▶ **Requirements**: Repeat the whole listing below, word for word.

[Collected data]
====

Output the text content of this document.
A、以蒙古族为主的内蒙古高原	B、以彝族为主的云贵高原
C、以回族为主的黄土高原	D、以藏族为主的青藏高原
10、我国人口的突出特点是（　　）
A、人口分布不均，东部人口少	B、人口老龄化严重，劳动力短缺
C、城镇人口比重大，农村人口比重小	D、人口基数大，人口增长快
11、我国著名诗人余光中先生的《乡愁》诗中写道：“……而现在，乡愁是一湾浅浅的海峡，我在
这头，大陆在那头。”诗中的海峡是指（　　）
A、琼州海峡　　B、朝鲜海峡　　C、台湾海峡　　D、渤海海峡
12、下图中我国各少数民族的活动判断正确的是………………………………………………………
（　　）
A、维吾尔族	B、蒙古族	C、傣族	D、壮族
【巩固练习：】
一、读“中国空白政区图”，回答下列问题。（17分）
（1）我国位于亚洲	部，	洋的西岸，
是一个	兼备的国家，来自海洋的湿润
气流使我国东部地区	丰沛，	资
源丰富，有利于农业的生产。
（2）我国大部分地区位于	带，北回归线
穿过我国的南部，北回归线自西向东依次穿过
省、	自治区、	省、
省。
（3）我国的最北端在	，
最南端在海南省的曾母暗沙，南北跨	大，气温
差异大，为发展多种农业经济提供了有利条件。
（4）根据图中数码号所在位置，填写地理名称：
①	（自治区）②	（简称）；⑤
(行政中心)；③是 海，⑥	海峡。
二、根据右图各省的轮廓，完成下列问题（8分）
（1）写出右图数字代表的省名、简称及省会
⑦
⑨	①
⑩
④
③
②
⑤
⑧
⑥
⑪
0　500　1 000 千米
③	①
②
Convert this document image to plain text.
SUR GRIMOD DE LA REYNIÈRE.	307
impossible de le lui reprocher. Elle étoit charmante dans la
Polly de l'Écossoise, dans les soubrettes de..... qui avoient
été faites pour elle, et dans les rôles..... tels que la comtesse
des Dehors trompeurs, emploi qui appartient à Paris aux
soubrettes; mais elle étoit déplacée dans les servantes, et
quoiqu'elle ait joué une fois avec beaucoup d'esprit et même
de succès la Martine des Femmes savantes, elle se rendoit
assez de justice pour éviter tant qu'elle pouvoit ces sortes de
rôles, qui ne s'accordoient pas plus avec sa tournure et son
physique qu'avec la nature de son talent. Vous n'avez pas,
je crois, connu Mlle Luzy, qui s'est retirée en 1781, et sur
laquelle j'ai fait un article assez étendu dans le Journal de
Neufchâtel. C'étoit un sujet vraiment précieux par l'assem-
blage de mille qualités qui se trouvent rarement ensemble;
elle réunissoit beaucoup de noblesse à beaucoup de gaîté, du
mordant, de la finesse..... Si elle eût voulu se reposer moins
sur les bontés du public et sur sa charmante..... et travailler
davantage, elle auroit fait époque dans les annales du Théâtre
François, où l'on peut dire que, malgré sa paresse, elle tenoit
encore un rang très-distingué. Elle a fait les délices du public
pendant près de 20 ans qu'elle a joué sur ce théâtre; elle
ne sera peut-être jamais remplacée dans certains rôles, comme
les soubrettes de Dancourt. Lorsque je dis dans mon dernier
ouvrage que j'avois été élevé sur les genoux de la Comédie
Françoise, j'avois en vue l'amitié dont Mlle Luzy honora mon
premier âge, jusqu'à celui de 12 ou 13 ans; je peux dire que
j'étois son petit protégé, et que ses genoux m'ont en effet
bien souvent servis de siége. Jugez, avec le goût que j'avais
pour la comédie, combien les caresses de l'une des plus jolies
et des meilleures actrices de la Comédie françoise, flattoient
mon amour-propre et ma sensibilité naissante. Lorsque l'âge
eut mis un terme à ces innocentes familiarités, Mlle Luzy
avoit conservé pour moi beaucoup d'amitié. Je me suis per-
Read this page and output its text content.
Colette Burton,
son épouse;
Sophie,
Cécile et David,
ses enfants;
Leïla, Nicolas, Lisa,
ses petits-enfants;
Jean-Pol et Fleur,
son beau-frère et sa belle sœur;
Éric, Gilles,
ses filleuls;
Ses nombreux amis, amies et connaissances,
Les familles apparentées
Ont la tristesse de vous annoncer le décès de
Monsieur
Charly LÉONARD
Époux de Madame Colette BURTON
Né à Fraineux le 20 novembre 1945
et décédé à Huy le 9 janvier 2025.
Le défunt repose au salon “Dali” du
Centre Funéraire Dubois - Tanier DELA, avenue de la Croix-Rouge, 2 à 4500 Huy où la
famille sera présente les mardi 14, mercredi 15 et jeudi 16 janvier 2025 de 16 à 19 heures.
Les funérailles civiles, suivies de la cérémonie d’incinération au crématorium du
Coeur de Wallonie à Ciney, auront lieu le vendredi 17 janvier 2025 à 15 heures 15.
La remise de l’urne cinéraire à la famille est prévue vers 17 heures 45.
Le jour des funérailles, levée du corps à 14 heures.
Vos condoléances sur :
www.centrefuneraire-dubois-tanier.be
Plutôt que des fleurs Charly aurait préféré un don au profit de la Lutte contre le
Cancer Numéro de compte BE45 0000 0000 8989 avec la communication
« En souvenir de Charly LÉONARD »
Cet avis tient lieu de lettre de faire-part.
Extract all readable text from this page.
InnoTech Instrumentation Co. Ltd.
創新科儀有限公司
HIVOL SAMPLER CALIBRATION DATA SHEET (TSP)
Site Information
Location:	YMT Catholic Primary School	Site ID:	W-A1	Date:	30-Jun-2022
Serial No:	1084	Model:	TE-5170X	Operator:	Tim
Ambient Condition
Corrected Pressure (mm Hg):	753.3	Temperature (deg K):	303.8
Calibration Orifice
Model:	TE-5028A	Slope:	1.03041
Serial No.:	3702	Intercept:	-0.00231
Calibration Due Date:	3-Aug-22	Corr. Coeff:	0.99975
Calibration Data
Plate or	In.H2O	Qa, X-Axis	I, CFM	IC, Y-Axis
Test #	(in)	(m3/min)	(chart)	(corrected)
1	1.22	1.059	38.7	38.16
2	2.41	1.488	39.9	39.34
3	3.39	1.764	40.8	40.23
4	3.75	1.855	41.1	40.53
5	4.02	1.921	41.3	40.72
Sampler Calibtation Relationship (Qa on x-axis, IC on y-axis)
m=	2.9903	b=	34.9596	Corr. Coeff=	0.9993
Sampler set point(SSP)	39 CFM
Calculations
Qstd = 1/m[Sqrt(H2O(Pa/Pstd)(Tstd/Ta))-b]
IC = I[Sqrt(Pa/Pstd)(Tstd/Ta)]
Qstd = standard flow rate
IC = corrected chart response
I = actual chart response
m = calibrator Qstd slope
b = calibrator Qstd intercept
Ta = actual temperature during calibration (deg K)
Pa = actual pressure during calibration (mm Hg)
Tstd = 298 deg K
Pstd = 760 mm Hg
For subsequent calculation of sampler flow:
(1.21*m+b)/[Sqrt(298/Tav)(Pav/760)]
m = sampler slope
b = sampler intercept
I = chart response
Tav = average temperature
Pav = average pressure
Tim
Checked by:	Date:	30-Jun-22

====

▶ **Complete answer**:
Output the text content of this document.
A、以蒙古族为主的内蒙古高原	B、以彝族为主的云贵高原
C、以回族为主的黄土高原	D、以藏族为主的青藏高原
10、我国人口的突出特点是（　　）
A、人口分布不均，东部人口少	B、人口老龄化严重，劳动力短缺
C、城镇人口比重大，农村人口比重小	D、人口基数大，人口增长快
11、我国著名诗人余光中先生的《乡愁》诗中写道：“……而现在，乡愁是一湾浅浅的海峡，我在
这头，大陆在那头。”诗中的海峡是指（　　）
A、琼州海峡　　B、朝鲜海峡　　C、台湾海峡　　D、渤海海峡
12、下图中我国各少数民族的活动判断正确的是………………………………………………………
（　　）
A、维吾尔族	B、蒙古族	C、傣族	D、壮族
【巩固练习：】
一、读“中国空白政区图”，回答下列问题。（17分）
（1）我国位于亚洲	部，	洋的西岸，
是一个	兼备的国家，来自海洋的湿润
气流使我国东部地区	丰沛，	资
源丰富，有利于农业的生产。
（2）我国大部分地区位于	带，北回归线
穿过我国的南部，北回归线自西向东依次穿过
省、	自治区、	省、
省。
（3）我国的最北端在	，
最南端在海南省的曾母暗沙，南北跨	大，气温
差异大，为发展多种农业经济提供了有利条件。
（4）根据图中数码号所在位置，填写地理名称：
①	（自治区）②	（简称）；⑤
(行政中心)；③是 海，⑥	海峡。
二、根据右图各省的轮廓，完成下列问题（8分）
（1）写出右图数字代表的省名、简称及省会
⑦
⑨	①
⑩
④
③
②
⑤
⑧
⑥
⑪
0　500　1 000 千米
③	①
②
Convert this document image to plain text.
SUR GRIMOD DE LA REYNIÈRE.	307
impossible de le lui reprocher. Elle étoit charmante dans la
Polly de l'Écossoise, dans les soubrettes de..... qui avoient
été faites pour elle, et dans les rôles..... tels que la comtesse
des Dehors trompeurs, emploi qui appartient à Paris aux
soubrettes; mais elle étoit déplacée dans les servantes, et
quoiqu'elle ait joué une fois avec beaucoup d'esprit et même
de succès la Martine des Femmes savantes, elle se rendoit
assez de justice pour éviter tant qu'elle pouvoit ces sortes de
rôles, qui ne s'accordoient pas plus avec sa tournure et son
physique qu'avec la nature de son talent. Vous n'avez pas,
je crois, connu Mlle Luzy, qui s'est retirée en 1781, et sur
laquelle j'ai fait un article assez étendu dans le Journal de
Neufchâtel. C'étoit un sujet vraiment précieux par l'assem-
blage de mille qualités qui se trouvent rarement ensemble;
elle réunissoit beaucoup de noblesse à beaucoup de gaîté, du
mordant, de la finesse..... Si elle eût voulu se reposer moins
sur les bontés du public et sur sa charmante..... et travailler
davantage, elle auroit fait époque dans les annales du Théâtre
François, où l'on peut dire que, malgré sa paresse, elle tenoit
encore un rang très-distingué. Elle a fait les délices du public
pendant près de 20 ans qu'elle a joué sur ce théâtre; elle
ne sera peut-être jamais remplacée dans certains rôles, comme
les soubrettes de Dancourt. Lorsque je dis dans mon dernier
ouvrage que j'avois été élevé sur les genoux de la Comédie
Françoise, j'avois en vue l'amitié dont Mlle Luzy honora mon
premier âge, jusqu'à celui de 12 ou 13 ans; je peux dire que
j'étois son petit protégé, et que ses genoux m'ont en effet
bien souvent servis de siége. Jugez, avec le goût que j'avais
pour la comédie, combien les caresses de l'une des plus jolies
et des meilleures actrices de la Comédie françoise, flattoient
mon amour-propre et ma sensibilité naissante. Lorsque l'âge
eut mis un terme à ces innocentes familiarités, Mlle Luzy
avoit conservé pour moi beaucoup d'amitié. Je me suis per-
Read this page and output its text content.
Colette Burton,
son épouse;
Sophie,
Cécile et David,
ses enfants;
Leïla, Nicolas, Lisa,
ses petits-enfants;
Jean-Pol et Fleur,
son beau-frère et sa belle sœur;
Éric, Gilles,
ses filleuls;
Ses nombreux amis, amies et connaissances,
Les familles apparentées
Ont la tristesse de vous annoncer le décès de
Monsieur
Charly LÉONARD
Époux de Madame Colette BURTON
Né à Fraineux le 20 novembre 1945
et décédé à Huy le 9 janvier 2025.
Le défunt repose au salon “Dali” du
Centre Funéraire Dubois - Tanier DELA, avenue de la Croix-Rouge, 2 à 4500 Huy où la
famille sera présente les mardi 14, mercredi 15 et jeudi 16 janvier 2025 de 16 à 19 heures.
Les funérailles civiles, suivies de la cérémonie d’incinération au crématorium du
Coeur de Wallonie à Ciney, auront lieu le vendredi 17 janvier 2025 à 15 heures 15.
La remise de l’urne cinéraire à la famille est prévue vers 17 heures 45.
Le jour des funérailles, levée du corps à 14 heures.
Vos condoléances sur :
www.centrefuneraire-dubois-tanier.be
Plutôt que des fleurs Charly aurait préféré un don au profit de la Lutte contre le
Cancer Numéro de compte BE45 0000 0000 8989 avec la communication
« En souvenir de Charly LÉONARD »
Cet avis tient lieu de lettre de faire-part.
Extract all readable text from this page.
InnoTech Instrumentation Co. Ltd.
創新科儀有限公司
HIVOL SAMPLER CALIBRATION DATA SHEET (TSP)
Site Information
Location:	YMT Catholic Primary School	Site ID:	W-A1	Date:	30-Jun-2022
Serial No:	1084	Model:	TE-5170X	Operator:	Tim
Ambient Condition
Corrected Pressure (mm Hg):	753.3	Temperature (deg K):	303.8
Calibration Orifice
Model:	TE-5028A	Slope:	1.03041
Serial No.:	3702	Intercept:	-0.00231
Calibration Due Date:	3-Aug-22	Corr. Coeff:	0.99975
Calibration Data
Plate or	In.H2O	Qa, X-Axis	I, CFM	IC, Y-Axis
Test #	(in)	(m3/min)	(chart)	(corrected)
1	1.22	1.059	38.7	38.16
2	2.41	1.488	39.9	39.34
3	3.39	1.764	40.8	40.23
4	3.75	1.855	41.1	40.53
5	4.02	1.921	41.3	40.72
Sampler Calibtation Relationship (Qa on x-axis, IC on y-axis)
m=	2.9903	b=	34.9596	Corr. Coeff=	0.9993
Sampler set point(SSP)	39 CFM
Calculations
Qstd = 1/m[Sqrt(H2O(Pa/Pstd)(Tstd/Ta))-b]
IC = I[Sqrt(Pa/Pstd)(Tstd/Ta)]
Qstd = standard flow rate
IC = corrected chart response
I = actual chart response
m = calibrator Qstd slope
b = calibrator Qstd intercept
Ta = actual temperature during calibration (deg K)
Pa = actual pressure during calibration (mm Hg)
Tstd = 298 deg K
Pstd = 760 mm Hg
For subsequent calculation of sampler flow:
(1.21*m+b)/[Sqrt(298/Tav)(Pav/760)]
m = sampler slope
b = sampler intercept
I = chart response
Tav = average temperature
Pav = average pressure
Tim
Checked by:	Date:	30-Jun-22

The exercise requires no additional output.